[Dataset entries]
+ + + + +

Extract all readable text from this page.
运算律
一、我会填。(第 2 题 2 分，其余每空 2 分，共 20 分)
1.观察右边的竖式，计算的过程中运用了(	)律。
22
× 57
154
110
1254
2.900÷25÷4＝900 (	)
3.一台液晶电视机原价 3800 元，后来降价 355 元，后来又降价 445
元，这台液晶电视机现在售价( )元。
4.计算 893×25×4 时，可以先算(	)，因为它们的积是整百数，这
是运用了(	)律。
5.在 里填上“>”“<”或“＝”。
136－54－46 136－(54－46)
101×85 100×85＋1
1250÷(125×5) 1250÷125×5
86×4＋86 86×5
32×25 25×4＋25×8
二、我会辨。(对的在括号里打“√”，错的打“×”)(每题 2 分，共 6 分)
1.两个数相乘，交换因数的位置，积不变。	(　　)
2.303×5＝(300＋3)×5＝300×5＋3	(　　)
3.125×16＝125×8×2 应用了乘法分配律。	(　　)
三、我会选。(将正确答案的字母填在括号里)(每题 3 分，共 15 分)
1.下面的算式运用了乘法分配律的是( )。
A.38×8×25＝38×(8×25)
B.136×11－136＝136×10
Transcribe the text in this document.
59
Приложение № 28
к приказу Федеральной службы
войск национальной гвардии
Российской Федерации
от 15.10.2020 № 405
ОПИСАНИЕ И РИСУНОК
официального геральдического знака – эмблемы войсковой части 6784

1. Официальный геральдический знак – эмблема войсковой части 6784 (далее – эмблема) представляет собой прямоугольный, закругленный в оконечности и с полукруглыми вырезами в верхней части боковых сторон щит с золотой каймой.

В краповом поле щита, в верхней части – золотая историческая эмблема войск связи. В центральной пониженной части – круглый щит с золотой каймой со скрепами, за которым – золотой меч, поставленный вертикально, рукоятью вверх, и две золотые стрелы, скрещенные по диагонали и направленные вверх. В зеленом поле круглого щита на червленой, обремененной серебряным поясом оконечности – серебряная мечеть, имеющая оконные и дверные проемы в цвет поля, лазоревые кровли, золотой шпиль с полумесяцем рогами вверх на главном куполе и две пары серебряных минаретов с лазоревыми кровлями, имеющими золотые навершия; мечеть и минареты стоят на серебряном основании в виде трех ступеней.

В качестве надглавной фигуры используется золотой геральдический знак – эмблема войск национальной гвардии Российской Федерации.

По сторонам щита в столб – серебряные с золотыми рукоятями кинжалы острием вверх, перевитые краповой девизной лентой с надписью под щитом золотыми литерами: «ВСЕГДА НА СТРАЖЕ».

+ + + + +

Given request:
Identify the lines above with the word "щита". Copy them.

Expected answer:
В краповом поле щита, в верхней части – золотая историческая эмблема войск связи. В центральной пониженной части – круглый щит с золотой каймой со скрепами, за которым – золотой меч, поставленный вертикально, рукоятью вверх, и две золотые стрелы, скрещенные по диагонали и направленные вверх. В зеленом поле круглого щита на червленой, обремененной серебряным поясом оконечности – серебряная мечеть, имеющая оконные и дверные проемы в цвет поля, лазоревые кровли, золотой шпиль с полумесяцем рогами вверх на главном куполе и две пары серебряных минаретов с лазоревыми кровлями, имеющими золотые навершия; мечеть и минареты стоят на серебряном основании в виде трех ступеней.
По сторонам щита в столб – серебряные с золотыми рукоятями кинжалы острием вверх, перевитые краповой девизной лентой с надписью под щитом золотыми литерами: «ВСЕГДА НА СТРАЖЕ».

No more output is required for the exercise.